Essa é a versão antiga do site do ISA que ficou no ar até março de 2022. As informações institucionais aqui contidas podem estar desatualizadas. Acesse https://www.socioambiental.org para a versão atual.
Mesmo sem ter sido ainda sancionadas pelo presidente da República, as Medidas Provisórias (MPs) 756/2016 e 758/2016 já estão estimulando novas invasões de florestas protegidas, na região da rodovia BR-163 (Cuiabá-Santarém), no sudoeste do Pará.
De acordo com o Instituto Chico Mendes de Conservação da Biodiversidade (ICMBio), responsável pela gestão das Unidades de Conservação (UCs) federais, em meados de maio 50 famílias invadiram a Floresta Nacional (Flona) do Jamanxim - modificada pela MP 756 - e, depois, seguiram para o Parque Nacional (Parna) do Rio Novo, ao lado da Flona. O Parna não permite ocupações e não foi alterado pelas MPs (entenda as diferenças entre UCs no final da reportagem).
“A gente já teve contato com os invasores e ele [o processo de invasão] tem relação com as MPs. Eles sinalizaram que estavam alterando os limites da unidade e que estavam ocupando áreas que não iam ser mais UC”, explica Paulo Carneiro, diretor de Criação e Manejo de Unidades de Conservação do ICMBio. Ele informou que o órgão está atuando para promover a retirada dos novos ocupantes.
Carneiro se diz preocupado com a abertura de outras frentes de ocupação no interior da floresta após a aprovação das medidas. “Historicamente, nessa região, essas frentes de ocupação novas são difíceis de controlar. A área é muito grande e a presença do Estado é pequena”, alerta.
As duas MPs foram enviadas ao Congresso, em dezembro, e aprovadas pelo Senado, há 12 dias, depois de passar por uma Comissão Mista e pela Câmara (saiba mais no final da reportagem). As medidas podem ser sancionadas ou vetadas, total ou parcialmente, pelo presidente Michel Temer a qualquer momento. O ministro do Meio Ambiente, Sarney Filho, recomendou o veto (leia mais).

INFORMAÇÕES REGISTRADAS:
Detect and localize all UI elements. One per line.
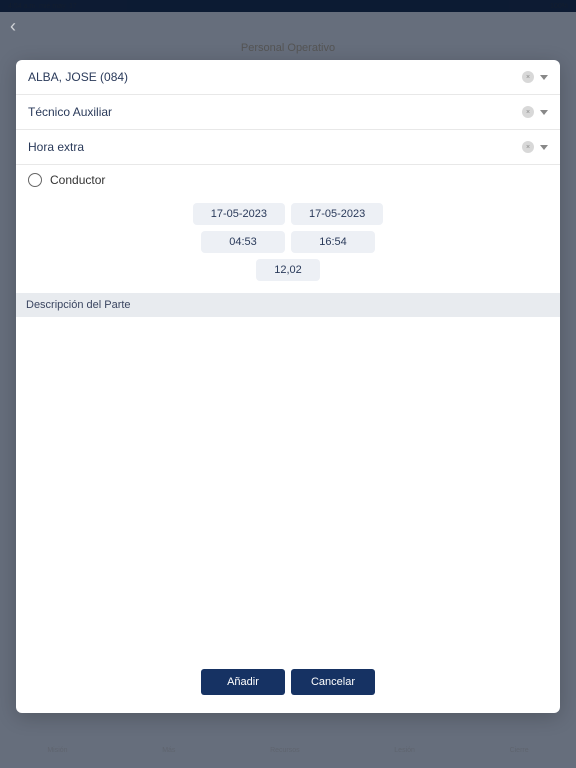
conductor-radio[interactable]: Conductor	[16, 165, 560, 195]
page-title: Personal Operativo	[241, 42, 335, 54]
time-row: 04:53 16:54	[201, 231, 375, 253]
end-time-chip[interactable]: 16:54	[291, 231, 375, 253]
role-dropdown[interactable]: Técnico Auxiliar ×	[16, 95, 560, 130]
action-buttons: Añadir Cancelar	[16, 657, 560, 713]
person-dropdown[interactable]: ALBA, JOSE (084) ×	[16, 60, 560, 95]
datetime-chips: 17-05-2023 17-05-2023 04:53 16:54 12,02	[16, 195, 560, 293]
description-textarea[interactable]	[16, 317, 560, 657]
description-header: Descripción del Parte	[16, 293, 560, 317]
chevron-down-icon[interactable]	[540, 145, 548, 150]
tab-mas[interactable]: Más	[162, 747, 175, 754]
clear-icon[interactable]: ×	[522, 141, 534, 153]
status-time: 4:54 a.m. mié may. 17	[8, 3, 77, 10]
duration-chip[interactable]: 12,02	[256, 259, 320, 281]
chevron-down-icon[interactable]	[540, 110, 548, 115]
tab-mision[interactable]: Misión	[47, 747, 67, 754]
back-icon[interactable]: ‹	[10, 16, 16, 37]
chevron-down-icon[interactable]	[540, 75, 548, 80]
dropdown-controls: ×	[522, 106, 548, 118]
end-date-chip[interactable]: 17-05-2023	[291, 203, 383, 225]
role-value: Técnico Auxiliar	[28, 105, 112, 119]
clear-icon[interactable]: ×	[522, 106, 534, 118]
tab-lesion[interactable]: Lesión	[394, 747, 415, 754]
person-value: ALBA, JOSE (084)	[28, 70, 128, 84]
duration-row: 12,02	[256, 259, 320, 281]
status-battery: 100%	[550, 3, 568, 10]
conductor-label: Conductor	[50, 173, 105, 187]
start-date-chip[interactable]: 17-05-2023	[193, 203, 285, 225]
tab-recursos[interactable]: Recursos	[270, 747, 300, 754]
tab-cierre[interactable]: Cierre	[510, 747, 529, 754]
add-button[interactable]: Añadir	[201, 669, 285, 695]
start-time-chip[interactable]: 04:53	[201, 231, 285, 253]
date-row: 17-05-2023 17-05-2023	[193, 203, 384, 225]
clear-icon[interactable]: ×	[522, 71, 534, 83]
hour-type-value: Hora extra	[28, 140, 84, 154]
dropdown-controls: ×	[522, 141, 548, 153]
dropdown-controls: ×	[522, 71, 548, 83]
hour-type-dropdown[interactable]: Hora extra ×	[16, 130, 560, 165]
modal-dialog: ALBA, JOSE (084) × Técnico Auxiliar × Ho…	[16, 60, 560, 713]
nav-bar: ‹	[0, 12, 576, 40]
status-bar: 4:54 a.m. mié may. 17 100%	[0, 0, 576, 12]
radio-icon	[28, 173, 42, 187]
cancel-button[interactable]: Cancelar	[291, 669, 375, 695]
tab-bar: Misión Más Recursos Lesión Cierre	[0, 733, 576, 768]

PEDIDO ESCRITO: Extraia do texto sobre as invasões de florestas no Pará o trecho começando em "Mesmo sem ter" e terminando em "sudoeste do Pará.", sem alterar nenhuma palavra.

O RESULTADO:
Mesmo sem ter sido ainda sancionadas pelo presidente da República, as Medidas Provisórias (MPs) 756/2016 e 758/2016 já estão estimulando novas invasões de florestas protegidas, na região da rodovia BR-163 (Cuiabá-Santarém), no sudoeste do Pará.